◆ Exercise aim ◆
Return all the entries exactly, keeping pictures out.
* start Given entries *
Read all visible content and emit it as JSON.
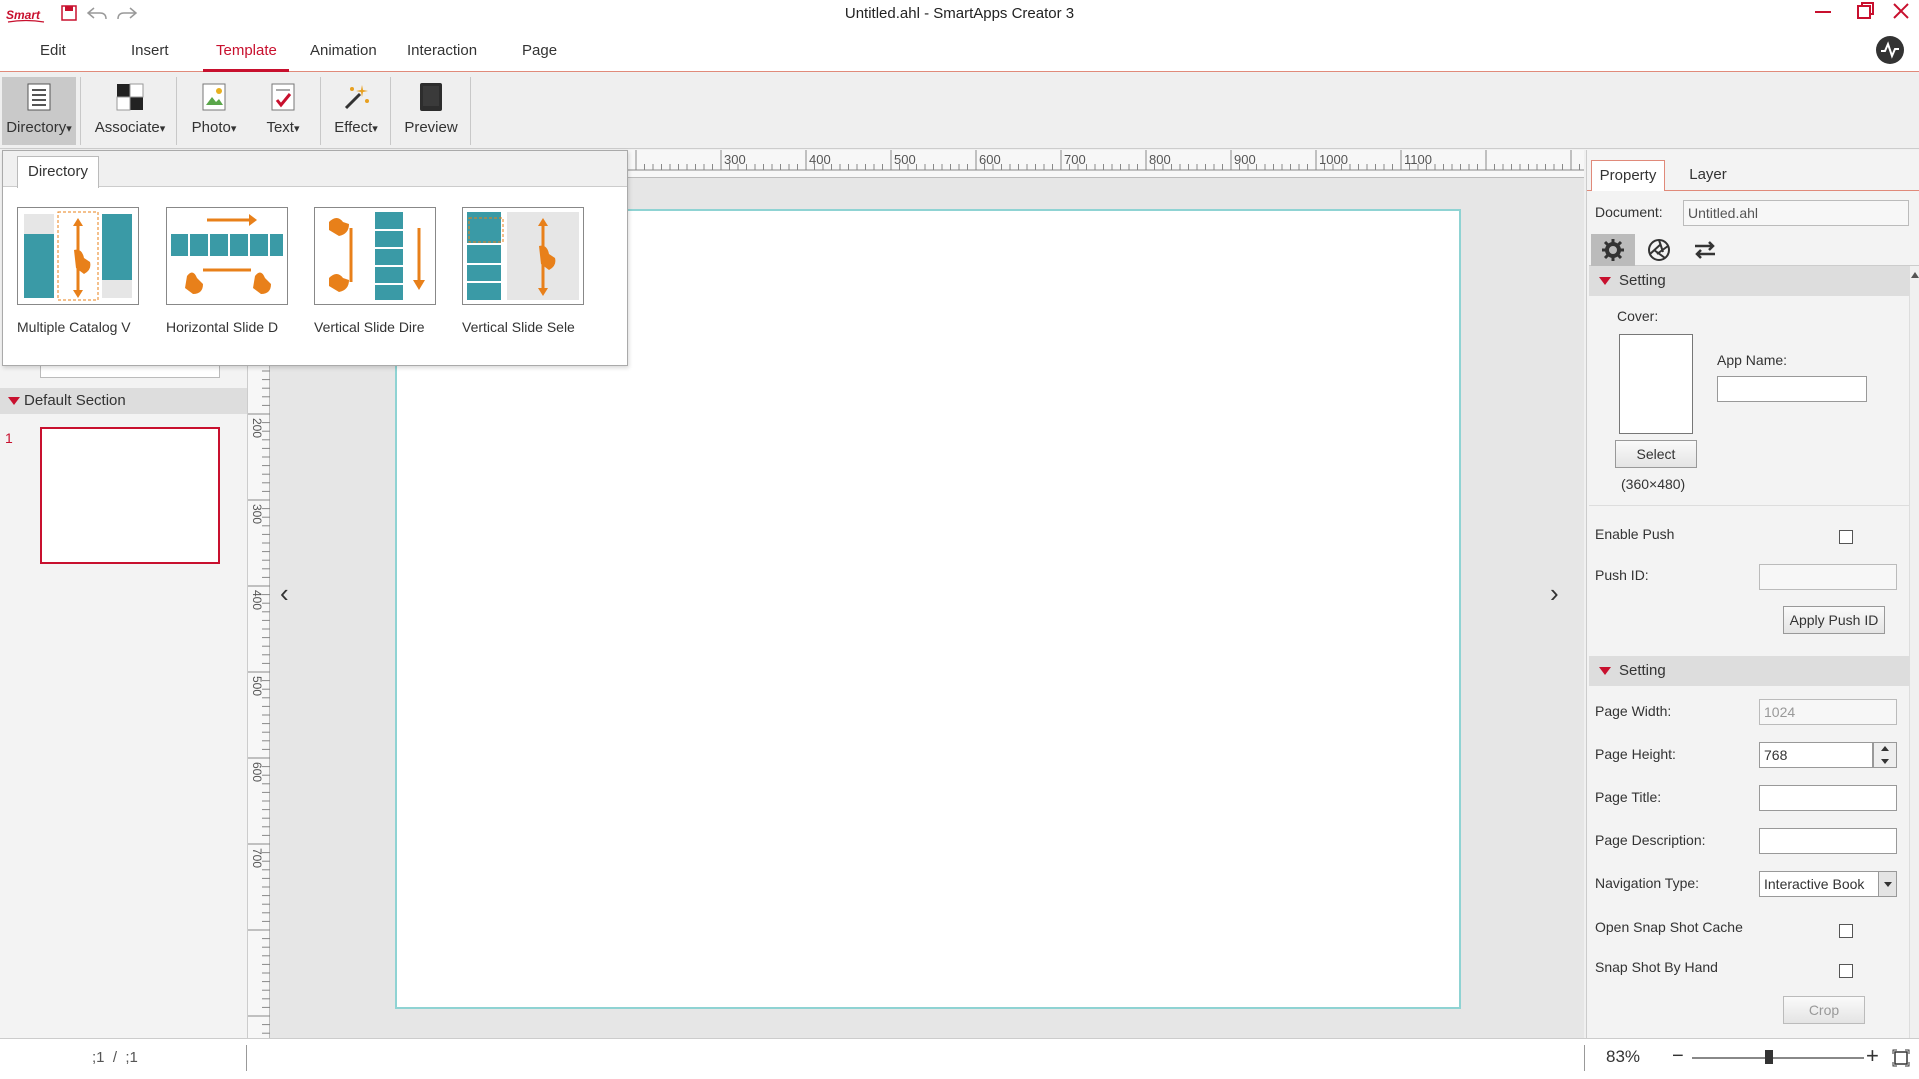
{
  "window": {
    "title": "Untitled.ahl - SmartApps Creator 3",
    "logo": "Smart"
  },
  "menu": {
    "items": [
      "Edit",
      "Insert",
      "Template",
      "Animation",
      "Interaction",
      "Page"
    ],
    "active": "Template"
  },
  "ribbon": {
    "buttons": [
      {
        "label": "Directory",
        "has_dropdown": true,
        "icon": "directory-icon"
      },
      {
        "label": "Associate",
        "has_dropdown": true,
        "icon": "associate-icon"
      },
      {
        "label": "Photo",
        "has_dropdown": true,
        "icon": "photo-icon"
      },
      {
        "label": "Text",
        "has_dropdown": true,
        "icon": "text-icon"
      },
      {
        "label": "Effect",
        "has_dropdown": true,
        "icon": "magic-wand-icon"
      },
      {
        "label": "Preview",
        "has_dropdown": false,
        "icon": "preview-icon"
      }
    ],
    "dropdown_glyph": "▾"
  },
  "directory_popup": {
    "tab": "Directory",
    "templates": [
      {
        "caption": "Multiple Catalog V"
      },
      {
        "caption": "Horizontal Slide D"
      },
      {
        "caption": "Vertical Slide Dire"
      },
      {
        "caption": "Vertical Slide Sele"
      }
    ]
  },
  "left_panel": {
    "section_title": "Default Section",
    "page_number": "1"
  },
  "ruler": {
    "horizontal_labels": [
      "300",
      "400",
      "500",
      "600",
      "700",
      "800",
      "900",
      "1000",
      "1100"
    ],
    "vertical_labels": [
      "200",
      "300",
      "400",
      "500",
      "600",
      "700"
    ]
  },
  "canvas": {
    "prev_arrow": "‹",
    "next_arrow": "›"
  },
  "right_panel": {
    "tabs": [
      "Property",
      "Layer"
    ],
    "active_tab": "Property",
    "document_label": "Document:",
    "document_value": "Untitled.ahl",
    "icon_tabs": [
      "gear-icon",
      "aperture-icon",
      "swap-icon"
    ],
    "setting1": {
      "title": "Setting",
      "cover_label": "Cover:",
      "app_name_label": "App Name:",
      "app_name_value": "",
      "select_button": "Select",
      "cover_size": "(360×480)",
      "enable_push_label": "Enable Push",
      "enable_push_checked": false,
      "push_id_label": "Push ID:",
      "push_id_value": "",
      "apply_push_button": "Apply Push ID"
    },
    "setting2": {
      "title": "Setting",
      "page_width_label": "Page Width:",
      "page_width_value": "1024",
      "page_height_label": "Page Height:",
      "page_height_value": "768",
      "page_title_label": "Page Title:",
      "page_title_value": "",
      "page_description_label": "Page Description:",
      "page_description_value": "",
      "navigation_type_label": "Navigation Type:",
      "navigation_type_value": "Interactive Book",
      "open_snapshot_label": "Open Snap Shot Cache",
      "open_snapshot_checked": false,
      "snapshot_hand_label": "Snap Shot By Hand",
      "snapshot_hand_checked": false,
      "crop_button": "Crop"
    }
  },
  "status_bar": {
    "page_indicator": ";1  /  ;1",
    "zoom": "83%",
    "zoom_level_fraction": 0.45
  },
  "colors": {
    "accent": "#c8102e",
    "template_teal": "#3a9aa6",
    "template_orange": "#e8801a"
  }
}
* end Given entries *
◆ The response ◆
Read all visible content and emit it as JSON.
{
  "window": {
    "title": "Untitled.ahl - SmartApps Creator 3",
    "logo": "Smart"
  },
  "menu": {
    "items": [
      "Edit",
      "Insert",
      "Template",
      "Animation",
      "Interaction",
      "Page"
    ],
    "active": "Template"
  },
  "ribbon": {
    "buttons": [
      {
        "label": "Directory",
        "has_dropdown": true,
        "icon": "directory-icon"
      },
      {
        "label": "Associate",
        "has_dropdown": true,
        "icon": "associate-icon"
      },
      {
        "label": "Photo",
        "has_dropdown": true,
        "icon": "photo-icon"
      },
      {
        "label": "Text",
        "has_dropdown": true,
        "icon": "text-icon"
      },
      {
        "label": "Effect",
        "has_dropdown": true,
        "icon": "magic-wand-icon"
      },
      {
        "label": "Preview",
        "has_dropdown": false,
        "icon": "preview-icon"
      }
    ],
    "dropdown_glyph": "▾"
  },
  "directory_popup": {
    "tab": "Directory",
    "templates": [
      {
        "caption": "Multiple Catalog V"
      },
      {
        "caption": "Horizontal Slide D"
      },
      {
        "caption": "Vertical Slide Dire"
      },
      {
        "caption": "Vertical Slide Sele"
      }
    ]
  },
  "left_panel": {
    "section_title": "Default Section",
    "page_number": "1"
  },
  "ruler": {
    "horizontal_labels": [
      "300",
      "400",
      "500",
      "600",
      "700",
      "800",
      "900",
      "1000",
      "1100"
    ],
    "vertical_labels": [
      "200",
      "300",
      "400",
      "500",
      "600",
      "700"
    ]
  },
  "canvas": {
    "prev_arrow": "‹",
    "next_arrow": "›"
  },
  "right_panel": {
    "tabs": [
      "Property",
      "Layer"
    ],
    "active_tab": "Property",
    "document_label": "Document:",
    "document_value": "Untitled.ahl",
    "icon_tabs": [
      "gear-icon",
      "aperture-icon",
      "swap-icon"
    ],
    "setting1": {
      "title": "Setting",
      "cover_label": "Cover:",
      "app_name_label": "App Name:",
      "app_name_value": "",
      "select_button": "Select",
      "cover_size": "(360×480)",
      "enable_push_label": "Enable Push",
      "enable_push_checked": false,
      "push_id_label": "Push ID:",
      "push_id_value": "",
      "apply_push_button": "Apply Push ID"
    },
    "setting2": {
      "title": "Setting",
      "page_width_label": "Page Width:",
      "page_width_value": "1024",
      "page_height_label": "Page Height:",
      "page_height_value": "768",
      "page_title_label": "Page Title:",
      "page_title_value": "",
      "page_description_label": "Page Description:",
      "page_description_value": "",
      "navigation_type_label": "Navigation Type:",
      "navigation_type_value": "Interactive Book",
      "open_snapshot_label": "Open Snap Shot Cache",
      "open_snapshot_checked": false,
      "snapshot_hand_label": "Snap Shot By Hand",
      "snapshot_hand_checked": false,
      "crop_button": "Crop"
    }
  },
  "status_bar": {
    "page_indicator": ";1  /  ;1",
    "zoom": "83%",
    "zoom_level_fraction": 0.45
  },
  "colors": {
    "accent": "#c8102e",
    "template_teal": "#3a9aa6",
    "template_orange": "#e8801a"
  }
}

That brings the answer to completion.